**EXERCISE DETAILS**
Please copy the listing below word for word, leaving out any picture.

**DATA PROVIDED**
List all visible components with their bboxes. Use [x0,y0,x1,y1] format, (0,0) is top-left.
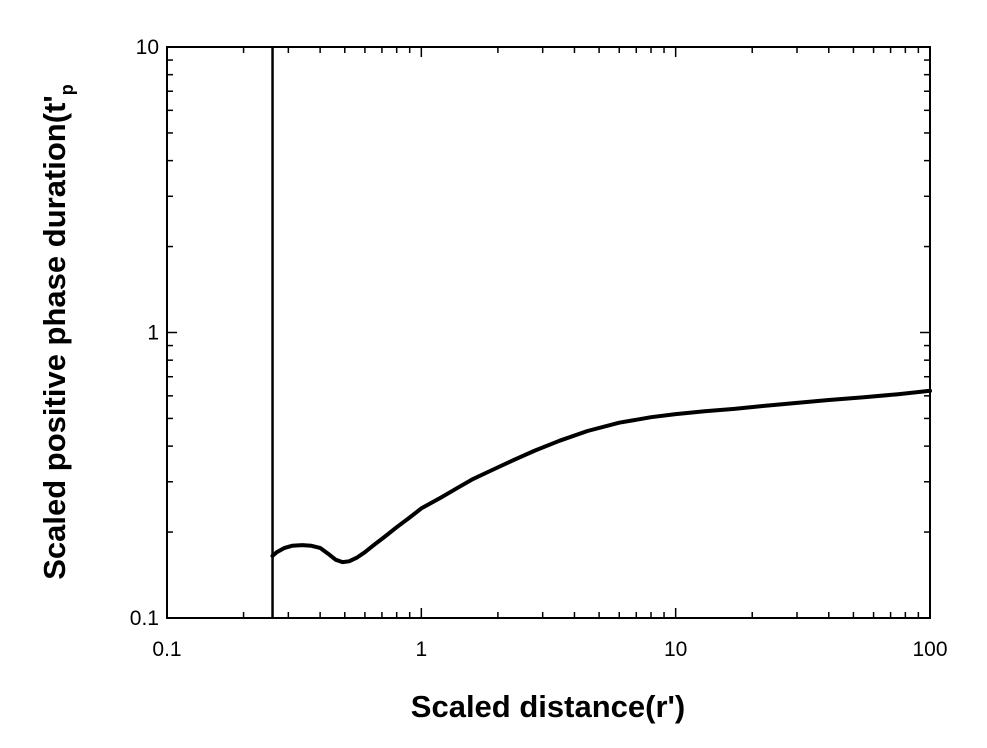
y-axis-ticks [167,59,930,619]
x-axis-tick-labels: 0.1 1 10 100 [152,638,947,661]
x-axis-title: Scaled distance(r') [411,689,685,724]
y-tick-label: 10 [136,36,159,59]
y-axis-tick-labels: 0.1 1 10 [130,36,159,630]
y-tick-label: 0.1 [130,607,159,630]
series-line [270,388,932,565]
x-tick-label: 1 [415,638,427,661]
y-axis-title: Scaled positive phase duration(t'p [37,84,77,580]
x-tick-label: 100 [912,638,947,661]
x-tick-label: 0.1 [152,638,181,661]
y-tick-label: 1 [147,322,159,345]
x-tick-label: 10 [664,638,687,661]
x-axis-ticks [166,47,920,618]
plot-frame [166,46,931,619]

**COMPLETE RESPONSE**
List all visible components with their bboxes. Use [x0,y0,x1,y1] format, (0,0) is top-left.
y-axis-ticks [167,59,930,619]
x-axis-tick-labels: 0.1 1 10 100 [152,638,947,661]
x-axis-title: Scaled distance(r') [411,689,685,724]
y-tick-label: 10 [136,36,159,59]
y-axis-tick-labels: 0.1 1 10 [130,36,159,630]
y-tick-label: 0.1 [130,607,159,630]
series-line [270,388,932,565]
x-tick-label: 1 [415,638,427,661]
y-axis-title: Scaled positive phase duration(t'p [37,84,77,580]
x-tick-label: 100 [912,638,947,661]
x-tick-label: 0.1 [152,638,181,661]
y-tick-label: 1 [147,322,159,345]
x-tick-label: 10 [664,638,687,661]
x-axis-ticks [166,47,920,618]
plot-frame [166,46,931,619]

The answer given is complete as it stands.